The exercise
Without the pictures, write out all the lines below exactly as they appear.

[Data records]
********************

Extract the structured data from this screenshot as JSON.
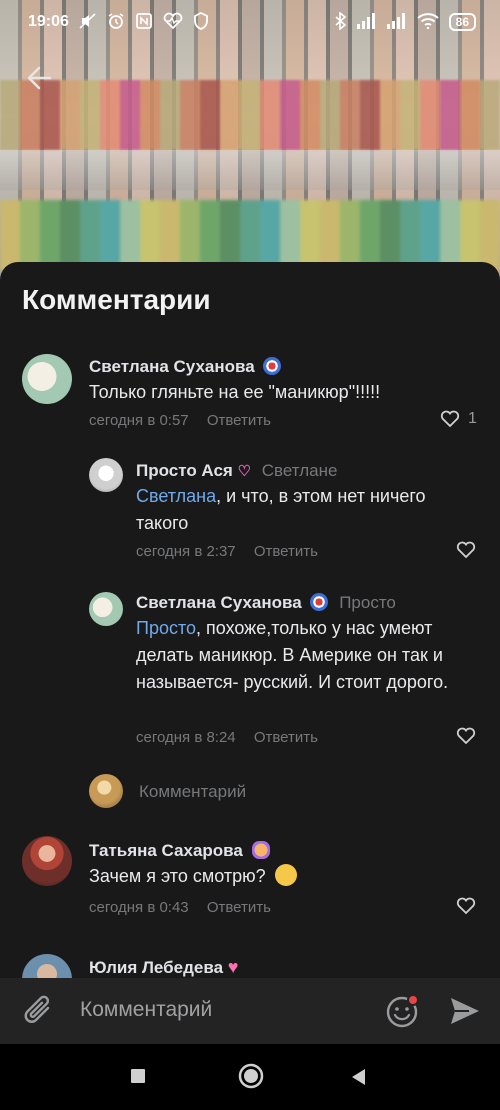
{
  "status_bar": {
    "time": "19:06",
    "battery": "86"
  },
  "sheet": {
    "title": "Комментарии"
  },
  "comments": [
    {
      "author": "Светлана Суханова",
      "text": "Только гляньте на ее \"маникюр\"!!!!!",
      "time": "сегодня в 0:57",
      "reply_label": "Ответить",
      "likes": "1"
    },
    {
      "author": "Просто Ася",
      "reply_to": "Светлане",
      "mention": "Светлана",
      "text": ", и что, в этом нет ничего такого",
      "time": "сегодня в 2:37",
      "reply_label": "Ответить"
    },
    {
      "author": "Светлана Суханова",
      "reply_to": "Просто",
      "mention": "Просто",
      "text": ", похоже,только у нас умеют делать маникюр. В Америке он так и называется- русский. И стоит дорого.",
      "time": "сегодня в 8:24",
      "reply_label": "Ответить"
    },
    {
      "author": "Татьяна Сахарова",
      "text": "Зачем я это смотрю?",
      "time": "сегодня в 0:43",
      "reply_label": "Ответить"
    },
    {
      "author": "Юлия Лебедева"
    }
  ],
  "thread_reply": {
    "placeholder": "Комментарий"
  },
  "composer": {
    "placeholder": "Комментарий"
  },
  "colors": {
    "sheet_bg": "#19191a",
    "composer_bg": "#232324",
    "mention": "#71aaeb",
    "secondary_text": "#76787a",
    "unread_dot": "#e64646"
  }
}
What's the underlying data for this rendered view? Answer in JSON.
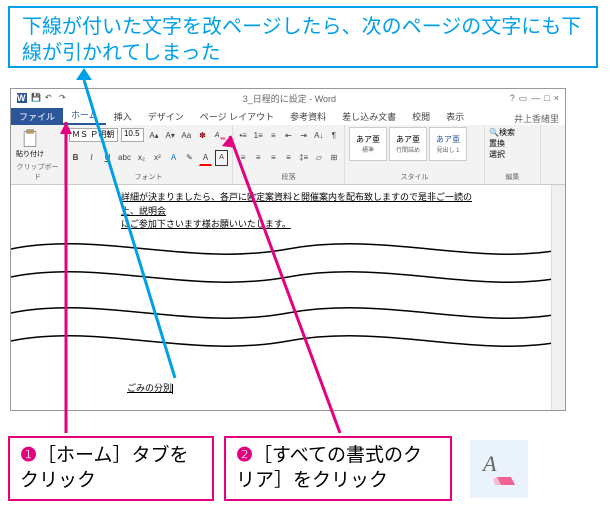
{
  "callout_top": "下線が付いた文字を改ページしたら、次のページの文字にも下線が引かれてしまった",
  "word": {
    "docname": "3_日程的に設定 - Word",
    "username": "井上香緒里",
    "tabs": {
      "file": "ファイル",
      "home": "ホーム",
      "insert": "挿入",
      "design": "デザイン",
      "layout": "ページ レイアウト",
      "references": "参考資料",
      "mailings": "差し込み文書",
      "review": "校閲",
      "view": "表示"
    },
    "ribbon": {
      "paste": "貼り付け",
      "clipboard": "クリップボード",
      "font_name": "ＭＳ Ｐ明朝",
      "font_size": "10.5",
      "font_label": "フォント",
      "para_label": "段落",
      "style1_top": "あア亜",
      "style1_bottom": "標準",
      "style2_top": "あア亜",
      "style2_bottom": "行間詰め",
      "style3_top": "あア亜",
      "style3_bottom": "見出し 1",
      "style_label": "スタイル",
      "find": "検索",
      "replace": "置換",
      "select": "選択",
      "editing": "編集"
    },
    "doc_line1": "詳細が決まりましたら、各戸に欧定案資料と開催案内を配布致しますので是非ご一読の上、",
    "doc_link": "説明会",
    "doc_line2": "にご参加下さいます様お願いいたします。",
    "page2_text": "ごみの分別"
  },
  "callouts": {
    "num1": "❶",
    "c1_text": "［ホーム］タブをクリック",
    "num2": "❷",
    "c2_text": "［すべての書式のクリア］をクリック"
  }
}
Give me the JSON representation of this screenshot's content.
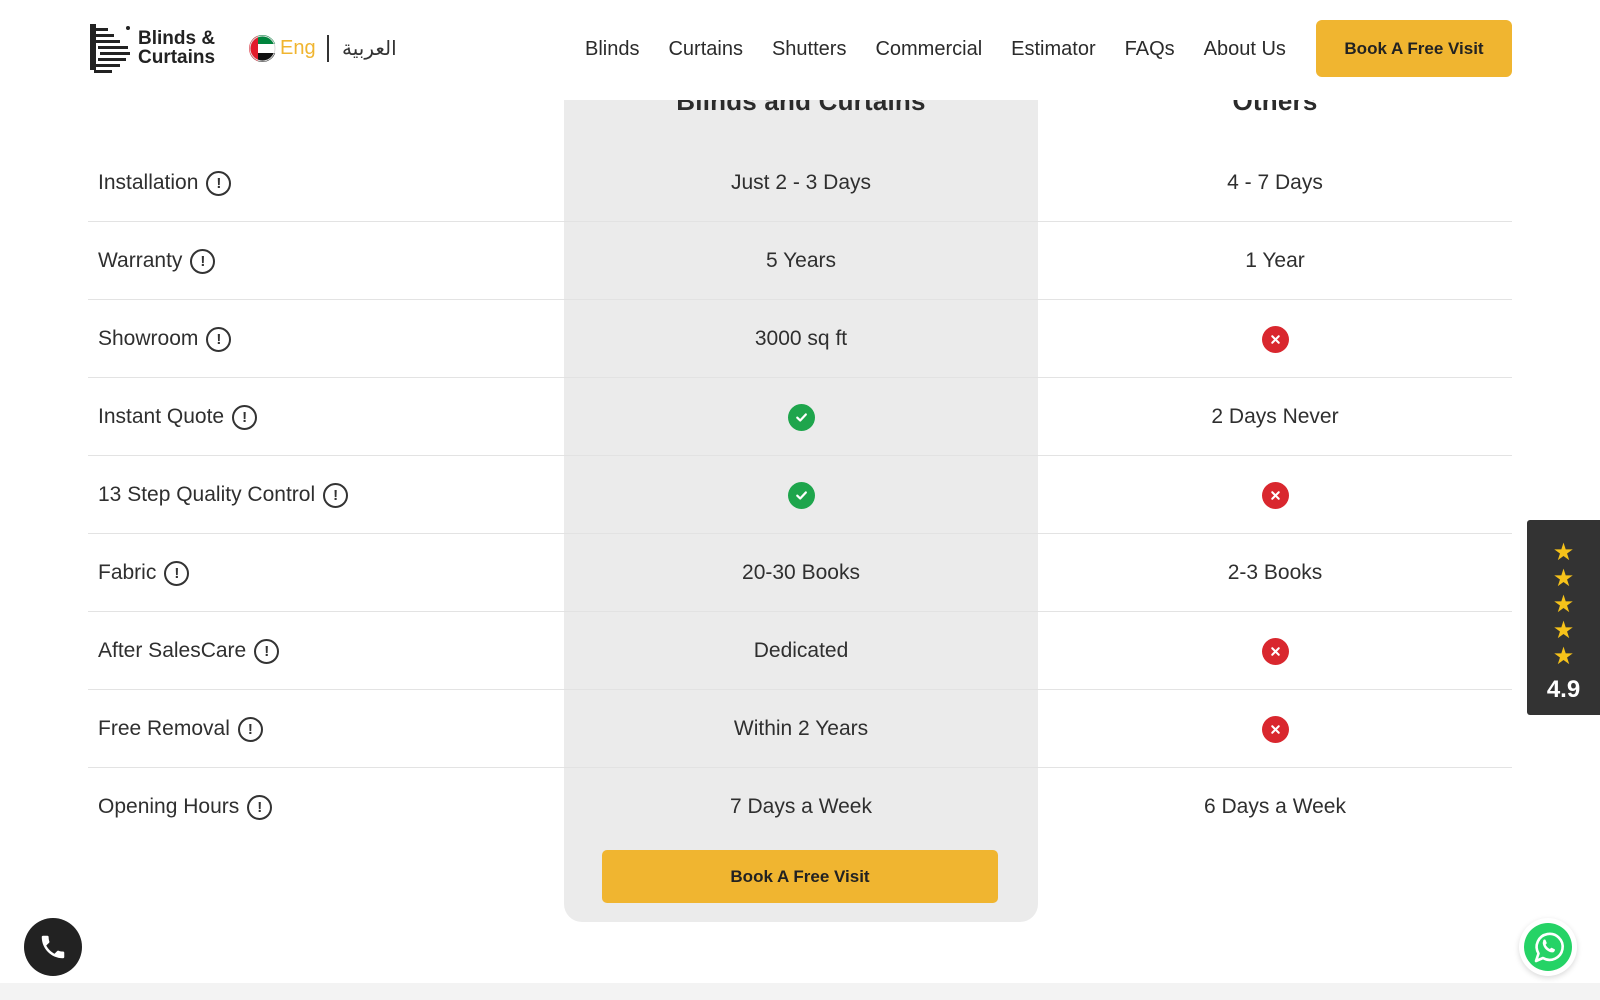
{
  "header": {
    "logo_text_1": "Blinds &",
    "logo_text_2": "Curtains",
    "lang_en": "Eng",
    "lang_ar": "العربية",
    "nav": [
      "Blinds",
      "Curtains",
      "Shutters",
      "Commercial",
      "Estimator",
      "FAQs",
      "About Us"
    ],
    "cta_label": "Book A Free Visit",
    "accent_color": "#f0b530"
  },
  "comparison": {
    "col_recommended": "Blinds and Curtains",
    "col_others": "Others",
    "rows": [
      {
        "feature": "Installation",
        "ours": "Just 2 - 3 Days",
        "ours_icon": "",
        "others": "4 - 7 Days",
        "others_icon": ""
      },
      {
        "feature": "Warranty",
        "ours": "5 Years",
        "ours_icon": "",
        "others": "1 Year",
        "others_icon": ""
      },
      {
        "feature": "Showroom",
        "ours": "3000 sq ft",
        "ours_icon": "",
        "others": "",
        "others_icon": "cross"
      },
      {
        "feature": "Instant Quote",
        "ours": "",
        "ours_icon": "check",
        "others": "2 Days Never",
        "others_icon": ""
      },
      {
        "feature": "13 Step Quality Control",
        "ours": "",
        "ours_icon": "check",
        "others": "",
        "others_icon": "cross"
      },
      {
        "feature": "Fabric",
        "ours": "20-30 Books",
        "ours_icon": "",
        "others": "2-3 Books",
        "others_icon": ""
      },
      {
        "feature": "After SalesCare",
        "ours": "Dedicated",
        "ours_icon": "",
        "others": "",
        "others_icon": "cross"
      },
      {
        "feature": "Free Removal",
        "ours": "Within 2 Years",
        "ours_icon": "",
        "others": "",
        "others_icon": "cross"
      },
      {
        "feature": "Opening Hours",
        "ours": "7 Days a Week",
        "ours_icon": "",
        "others": "6 Days a Week",
        "others_icon": ""
      }
    ],
    "cta_label": "Book A Free Visit",
    "check_color": "#1ea54c",
    "cross_color": "#d9272e"
  },
  "rating": {
    "stars": 5,
    "value": "4.9",
    "star_color": "#f6c21a"
  },
  "widgets": {
    "phone_icon": "phone-icon",
    "whatsapp_icon": "whatsapp-icon"
  }
}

********************

Answer to the exercise
Extract the structured data from this screenshot as JSON.
{
  "status_bar": {
    "time": "19:06",
    "battery": "86"
  },
  "sheet": {
    "title": "Комментарии"
  },
  "comments": [
    {
      "author": "Светлана Суханова",
      "text": "Только гляньте на ее \"маникюр\"!!!!!",
      "time": "сегодня в 0:57",
      "reply_label": "Ответить",
      "likes": "1"
    },
    {
      "author": "Просто Ася",
      "reply_to": "Светлане",
      "mention": "Светлана",
      "text": ", и что, в этом нет ничего такого",
      "time": "сегодня в 2:37",
      "reply_label": "Ответить"
    },
    {
      "author": "Светлана Суханова",
      "reply_to": "Просто",
      "mention": "Просто",
      "text": ", похоже,только у нас умеют делать маникюр. В Америке он так и называется- русский. И стоит дорого.",
      "time": "сегодня в 8:24",
      "reply_label": "Ответить"
    },
    {
      "author": "Татьяна Сахарова",
      "text": "Зачем я это смотрю?",
      "time": "сегодня в 0:43",
      "reply_label": "Ответить"
    },
    {
      "author": "Юлия Лебедева"
    }
  ],
  "thread_reply": {
    "placeholder": "Комментарий"
  },
  "composer": {
    "placeholder": "Комментарий"
  },
  "colors": {
    "sheet_bg": "#19191a",
    "composer_bg": "#232324",
    "mention": "#71aaeb",
    "secondary_text": "#76787a",
    "unread_dot": "#e64646"
  }
}
What's the underlying data for this rendered view? Answer in JSON.
{
  "callout_top": "下線が付いた文字を改ページしたら、次のページの文字にも下線が引かれてしまった",
  "word": {
    "docname": "3_日程的に設定 - Word",
    "username": "井上香緒里",
    "tabs": {
      "file": "ファイル",
      "home": "ホーム",
      "insert": "挿入",
      "design": "デザイン",
      "layout": "ページ レイアウト",
      "references": "参考資料",
      "mailings": "差し込み文書",
      "review": "校閲",
      "view": "表示"
    },
    "ribbon": {
      "paste": "貼り付け",
      "clipboard": "クリップボード",
      "font_name": "ＭＳ Ｐ明朝",
      "font_size": "10.5",
      "font_label": "フォント",
      "para_label": "段落",
      "style1_top": "あア亜",
      "style1_bottom": "標準",
      "style2_top": "あア亜",
      "style2_bottom": "行間詰め",
      "style3_top": "あア亜",
      "style3_bottom": "見出し 1",
      "style_label": "スタイル",
      "find": "検索",
      "replace": "置換",
      "select": "選択",
      "editing": "編集"
    },
    "doc_line1": "詳細が決まりましたら、各戸に欧定案資料と開催案内を配布致しますので是非ご一読の上、",
    "doc_link": "説明会",
    "doc_line2": "にご参加下さいます様お願いいたします。",
    "page2_text": "ごみの分別"
  },
  "callouts": {
    "num1": "❶",
    "c1_text": "［ホーム］タブをクリック",
    "num2": "❷",
    "c2_text": "［すべての書式のクリア］をクリック"
  }
}
Give me the JSON representation of this screenshot's content.
{
  "header": {
    "logo_text_1": "Blinds &",
    "logo_text_2": "Curtains",
    "lang_en": "Eng",
    "lang_ar": "العربية",
    "nav": [
      "Blinds",
      "Curtains",
      "Shutters",
      "Commercial",
      "Estimator",
      "FAQs",
      "About Us"
    ],
    "cta_label": "Book A Free Visit",
    "accent_color": "#f0b530"
  },
  "comparison": {
    "col_recommended": "Blinds and Curtains",
    "col_others": "Others",
    "rows": [
      {
        "feature": "Installation",
        "ours": "Just 2 - 3 Days",
        "ours_icon": "",
        "others": "4 - 7 Days",
        "others_icon": ""
      },
      {
        "feature": "Warranty",
        "ours": "5 Years",
        "ours_icon": "",
        "others": "1 Year",
        "others_icon": ""
      },
      {
        "feature": "Showroom",
        "ours": "3000 sq ft",
        "ours_icon": "",
        "others": "",
        "others_icon": "cross"
      },
      {
        "feature": "Instant Quote",
        "ours": "",
        "ours_icon": "check",
        "others": "2 Days Never",
        "others_icon": ""
      },
      {
        "feature": "13 Step Quality Control",
        "ours": "",
        "ours_icon": "check",
        "others": "",
        "others_icon": "cross"
      },
      {
        "feature": "Fabric",
        "ours": "20-30 Books",
        "ours_icon": "",
        "others": "2-3 Books",
        "others_icon": ""
      },
      {
        "feature": "After SalesCare",
        "ours": "Dedicated",
        "ours_icon": "",
        "others": "",
        "others_icon": "cross"
      },
      {
        "feature": "Free Removal",
        "ours": "Within 2 Years",
        "ours_icon": "",
        "others": "",
        "others_icon": "cross"
      },
      {
        "feature": "Opening Hours",
        "ours": "7 Days a Week",
        "ours_icon": "",
        "others": "6 Days a Week",
        "others_icon": ""
      }
    ],
    "cta_label": "Book A Free Visit",
    "check_color": "#1ea54c",
    "cross_color": "#d9272e"
  },
  "rating": {
    "stars": 5,
    "value": "4.9",
    "star_color": "#f6c21a"
  },
  "widgets": {
    "phone_icon": "phone-icon",
    "whatsapp_icon": "whatsapp-icon"
  }
}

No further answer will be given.